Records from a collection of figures
● ● ● ● ●

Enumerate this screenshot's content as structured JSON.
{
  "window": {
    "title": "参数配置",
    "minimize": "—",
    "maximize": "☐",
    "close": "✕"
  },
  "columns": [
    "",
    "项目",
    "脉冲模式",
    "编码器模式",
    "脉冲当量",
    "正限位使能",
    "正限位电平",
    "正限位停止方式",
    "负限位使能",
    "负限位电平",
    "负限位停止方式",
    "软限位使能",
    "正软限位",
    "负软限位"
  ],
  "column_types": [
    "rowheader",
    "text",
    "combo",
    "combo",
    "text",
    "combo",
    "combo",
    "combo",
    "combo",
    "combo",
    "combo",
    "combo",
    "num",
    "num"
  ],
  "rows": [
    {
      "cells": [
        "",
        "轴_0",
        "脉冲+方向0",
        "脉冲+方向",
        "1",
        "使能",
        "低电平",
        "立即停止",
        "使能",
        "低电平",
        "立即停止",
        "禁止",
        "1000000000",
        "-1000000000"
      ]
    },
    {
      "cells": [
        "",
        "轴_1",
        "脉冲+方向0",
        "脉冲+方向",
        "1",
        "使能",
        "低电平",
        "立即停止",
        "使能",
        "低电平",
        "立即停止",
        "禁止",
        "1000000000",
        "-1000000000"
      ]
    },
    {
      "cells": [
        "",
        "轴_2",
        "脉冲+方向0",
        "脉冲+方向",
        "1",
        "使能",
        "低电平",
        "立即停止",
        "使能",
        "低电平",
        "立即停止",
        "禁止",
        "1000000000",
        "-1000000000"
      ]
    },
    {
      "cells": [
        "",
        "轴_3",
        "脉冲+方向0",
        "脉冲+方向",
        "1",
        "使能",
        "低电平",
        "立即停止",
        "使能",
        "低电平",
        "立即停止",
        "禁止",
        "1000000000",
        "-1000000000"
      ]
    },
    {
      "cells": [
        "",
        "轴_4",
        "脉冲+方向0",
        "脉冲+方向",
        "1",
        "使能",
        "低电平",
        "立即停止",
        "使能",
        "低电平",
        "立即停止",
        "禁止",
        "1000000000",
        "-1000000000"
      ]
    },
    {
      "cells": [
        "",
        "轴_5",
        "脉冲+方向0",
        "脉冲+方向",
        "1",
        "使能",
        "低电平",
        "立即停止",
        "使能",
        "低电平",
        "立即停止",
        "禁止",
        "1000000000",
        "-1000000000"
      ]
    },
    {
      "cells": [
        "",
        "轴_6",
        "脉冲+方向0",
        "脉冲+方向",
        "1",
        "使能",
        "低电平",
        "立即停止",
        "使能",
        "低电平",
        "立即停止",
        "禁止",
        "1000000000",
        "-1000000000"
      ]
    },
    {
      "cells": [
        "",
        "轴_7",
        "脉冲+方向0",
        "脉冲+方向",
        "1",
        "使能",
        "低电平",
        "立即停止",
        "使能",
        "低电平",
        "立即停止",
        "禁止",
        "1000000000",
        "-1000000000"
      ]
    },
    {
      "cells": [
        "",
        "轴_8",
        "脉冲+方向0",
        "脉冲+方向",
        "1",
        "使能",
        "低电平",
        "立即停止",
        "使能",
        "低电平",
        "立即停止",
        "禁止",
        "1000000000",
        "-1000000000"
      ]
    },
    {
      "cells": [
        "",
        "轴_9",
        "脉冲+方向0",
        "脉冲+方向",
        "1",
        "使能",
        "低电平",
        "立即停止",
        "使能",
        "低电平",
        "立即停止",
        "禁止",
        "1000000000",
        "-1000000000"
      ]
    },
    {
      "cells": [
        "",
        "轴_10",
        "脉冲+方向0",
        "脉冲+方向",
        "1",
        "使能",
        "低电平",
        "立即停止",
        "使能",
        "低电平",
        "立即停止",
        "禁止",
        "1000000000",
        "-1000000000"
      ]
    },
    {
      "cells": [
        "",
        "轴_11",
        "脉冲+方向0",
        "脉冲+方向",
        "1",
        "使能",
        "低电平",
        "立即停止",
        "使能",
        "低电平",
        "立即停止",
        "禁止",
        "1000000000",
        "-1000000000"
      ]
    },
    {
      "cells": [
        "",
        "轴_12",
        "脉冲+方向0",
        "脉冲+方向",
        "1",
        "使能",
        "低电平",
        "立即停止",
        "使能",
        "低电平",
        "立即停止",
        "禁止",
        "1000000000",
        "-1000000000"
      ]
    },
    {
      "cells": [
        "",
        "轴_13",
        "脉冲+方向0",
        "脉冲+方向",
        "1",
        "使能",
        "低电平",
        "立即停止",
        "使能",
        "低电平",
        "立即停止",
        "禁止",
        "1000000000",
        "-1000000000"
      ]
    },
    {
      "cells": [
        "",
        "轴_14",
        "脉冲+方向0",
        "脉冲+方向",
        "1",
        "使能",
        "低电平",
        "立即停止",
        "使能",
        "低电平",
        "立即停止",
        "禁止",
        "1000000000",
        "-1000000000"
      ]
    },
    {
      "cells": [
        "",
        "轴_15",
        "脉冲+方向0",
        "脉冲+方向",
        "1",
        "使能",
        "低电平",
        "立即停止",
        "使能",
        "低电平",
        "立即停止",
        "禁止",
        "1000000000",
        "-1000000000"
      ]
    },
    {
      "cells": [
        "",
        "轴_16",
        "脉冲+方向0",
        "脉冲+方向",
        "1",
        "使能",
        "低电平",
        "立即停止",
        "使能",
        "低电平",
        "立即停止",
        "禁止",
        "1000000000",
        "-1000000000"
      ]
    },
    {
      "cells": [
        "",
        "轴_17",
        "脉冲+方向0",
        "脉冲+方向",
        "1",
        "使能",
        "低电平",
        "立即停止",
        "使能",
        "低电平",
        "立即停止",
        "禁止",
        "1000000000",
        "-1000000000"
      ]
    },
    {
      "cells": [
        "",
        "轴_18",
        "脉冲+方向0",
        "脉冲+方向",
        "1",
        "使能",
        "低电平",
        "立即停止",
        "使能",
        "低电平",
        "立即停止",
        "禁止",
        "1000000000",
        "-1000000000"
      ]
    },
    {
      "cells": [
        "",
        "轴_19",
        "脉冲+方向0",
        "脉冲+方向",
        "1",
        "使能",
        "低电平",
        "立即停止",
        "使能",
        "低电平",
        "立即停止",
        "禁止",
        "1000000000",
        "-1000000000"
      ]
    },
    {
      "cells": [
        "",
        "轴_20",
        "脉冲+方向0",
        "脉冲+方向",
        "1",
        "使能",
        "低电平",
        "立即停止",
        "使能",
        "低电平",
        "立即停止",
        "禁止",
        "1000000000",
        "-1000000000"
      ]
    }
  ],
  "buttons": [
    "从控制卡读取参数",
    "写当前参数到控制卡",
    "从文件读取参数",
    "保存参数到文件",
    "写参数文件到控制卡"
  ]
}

● ● ● ● ●

EXERCISE DESCRIPTION
Copy the records above exactly.

TASK ANSWER
Enumerate this screenshot's content as structured JSON.
{
  "window": {
    "title": "参数配置",
    "minimize": "—",
    "maximize": "☐",
    "close": "✕"
  },
  "columns": [
    "",
    "项目",
    "脉冲模式",
    "编码器模式",
    "脉冲当量",
    "正限位使能",
    "正限位电平",
    "正限位停止方式",
    "负限位使能",
    "负限位电平",
    "负限位停止方式",
    "软限位使能",
    "正软限位",
    "负软限位"
  ],
  "column_types": [
    "rowheader",
    "text",
    "combo",
    "combo",
    "text",
    "combo",
    "combo",
    "combo",
    "combo",
    "combo",
    "combo",
    "combo",
    "num",
    "num"
  ],
  "rows": [
    {
      "cells": [
        "",
        "轴_0",
        "脉冲+方向0",
        "脉冲+方向",
        "1",
        "使能",
        "低电平",
        "立即停止",
        "使能",
        "低电平",
        "立即停止",
        "禁止",
        "1000000000",
        "-1000000000"
      ]
    },
    {
      "cells": [
        "",
        "轴_1",
        "脉冲+方向0",
        "脉冲+方向",
        "1",
        "使能",
        "低电平",
        "立即停止",
        "使能",
        "低电平",
        "立即停止",
        "禁止",
        "1000000000",
        "-1000000000"
      ]
    },
    {
      "cells": [
        "",
        "轴_2",
        "脉冲+方向0",
        "脉冲+方向",
        "1",
        "使能",
        "低电平",
        "立即停止",
        "使能",
        "低电平",
        "立即停止",
        "禁止",
        "1000000000",
        "-1000000000"
      ]
    },
    {
      "cells": [
        "",
        "轴_3",
        "脉冲+方向0",
        "脉冲+方向",
        "1",
        "使能",
        "低电平",
        "立即停止",
        "使能",
        "低电平",
        "立即停止",
        "禁止",
        "1000000000",
        "-1000000000"
      ]
    },
    {
      "cells": [
        "",
        "轴_4",
        "脉冲+方向0",
        "脉冲+方向",
        "1",
        "使能",
        "低电平",
        "立即停止",
        "使能",
        "低电平",
        "立即停止",
        "禁止",
        "1000000000",
        "-1000000000"
      ]
    },
    {
      "cells": [
        "",
        "轴_5",
        "脉冲+方向0",
        "脉冲+方向",
        "1",
        "使能",
        "低电平",
        "立即停止",
        "使能",
        "低电平",
        "立即停止",
        "禁止",
        "1000000000",
        "-1000000000"
      ]
    },
    {
      "cells": [
        "",
        "轴_6",
        "脉冲+方向0",
        "脉冲+方向",
        "1",
        "使能",
        "低电平",
        "立即停止",
        "使能",
        "低电平",
        "立即停止",
        "禁止",
        "1000000000",
        "-1000000000"
      ]
    },
    {
      "cells": [
        "",
        "轴_7",
        "脉冲+方向0",
        "脉冲+方向",
        "1",
        "使能",
        "低电平",
        "立即停止",
        "使能",
        "低电平",
        "立即停止",
        "禁止",
        "1000000000",
        "-1000000000"
      ]
    },
    {
      "cells": [
        "",
        "轴_8",
        "脉冲+方向0",
        "脉冲+方向",
        "1",
        "使能",
        "低电平",
        "立即停止",
        "使能",
        "低电平",
        "立即停止",
        "禁止",
        "1000000000",
        "-1000000000"
      ]
    },
    {
      "cells": [
        "",
        "轴_9",
        "脉冲+方向0",
        "脉冲+方向",
        "1",
        "使能",
        "低电平",
        "立即停止",
        "使能",
        "低电平",
        "立即停止",
        "禁止",
        "1000000000",
        "-1000000000"
      ]
    },
    {
      "cells": [
        "",
        "轴_10",
        "脉冲+方向0",
        "脉冲+方向",
        "1",
        "使能",
        "低电平",
        "立即停止",
        "使能",
        "低电平",
        "立即停止",
        "禁止",
        "1000000000",
        "-1000000000"
      ]
    },
    {
      "cells": [
        "",
        "轴_11",
        "脉冲+方向0",
        "脉冲+方向",
        "1",
        "使能",
        "低电平",
        "立即停止",
        "使能",
        "低电平",
        "立即停止",
        "禁止",
        "1000000000",
        "-1000000000"
      ]
    },
    {
      "cells": [
        "",
        "轴_12",
        "脉冲+方向0",
        "脉冲+方向",
        "1",
        "使能",
        "低电平",
        "立即停止",
        "使能",
        "低电平",
        "立即停止",
        "禁止",
        "1000000000",
        "-1000000000"
      ]
    },
    {
      "cells": [
        "",
        "轴_13",
        "脉冲+方向0",
        "脉冲+方向",
        "1",
        "使能",
        "低电平",
        "立即停止",
        "使能",
        "低电平",
        "立即停止",
        "禁止",
        "1000000000",
        "-1000000000"
      ]
    },
    {
      "cells": [
        "",
        "轴_14",
        "脉冲+方向0",
        "脉冲+方向",
        "1",
        "使能",
        "低电平",
        "立即停止",
        "使能",
        "低电平",
        "立即停止",
        "禁止",
        "1000000000",
        "-1000000000"
      ]
    },
    {
      "cells": [
        "",
        "轴_15",
        "脉冲+方向0",
        "脉冲+方向",
        "1",
        "使能",
        "低电平",
        "立即停止",
        "使能",
        "低电平",
        "立即停止",
        "禁止",
        "1000000000",
        "-1000000000"
      ]
    },
    {
      "cells": [
        "",
        "轴_16",
        "脉冲+方向0",
        "脉冲+方向",
        "1",
        "使能",
        "低电平",
        "立即停止",
        "使能",
        "低电平",
        "立即停止",
        "禁止",
        "1000000000",
        "-1000000000"
      ]
    },
    {
      "cells": [
        "",
        "轴_17",
        "脉冲+方向0",
        "脉冲+方向",
        "1",
        "使能",
        "低电平",
        "立即停止",
        "使能",
        "低电平",
        "立即停止",
        "禁止",
        "1000000000",
        "-1000000000"
      ]
    },
    {
      "cells": [
        "",
        "轴_18",
        "脉冲+方向0",
        "脉冲+方向",
        "1",
        "使能",
        "低电平",
        "立即停止",
        "使能",
        "低电平",
        "立即停止",
        "禁止",
        "1000000000",
        "-1000000000"
      ]
    },
    {
      "cells": [
        "",
        "轴_19",
        "脉冲+方向0",
        "脉冲+方向",
        "1",
        "使能",
        "低电平",
        "立即停止",
        "使能",
        "低电平",
        "立即停止",
        "禁止",
        "1000000000",
        "-1000000000"
      ]
    },
    {
      "cells": [
        "",
        "轴_20",
        "脉冲+方向0",
        "脉冲+方向",
        "1",
        "使能",
        "低电平",
        "立即停止",
        "使能",
        "低电平",
        "立即停止",
        "禁止",
        "1000000000",
        "-1000000000"
      ]
    }
  ],
  "buttons": [
    "从控制卡读取参数",
    "写当前参数到控制卡",
    "从文件读取参数",
    "保存参数到文件",
    "写参数文件到控制卡"
  ]
}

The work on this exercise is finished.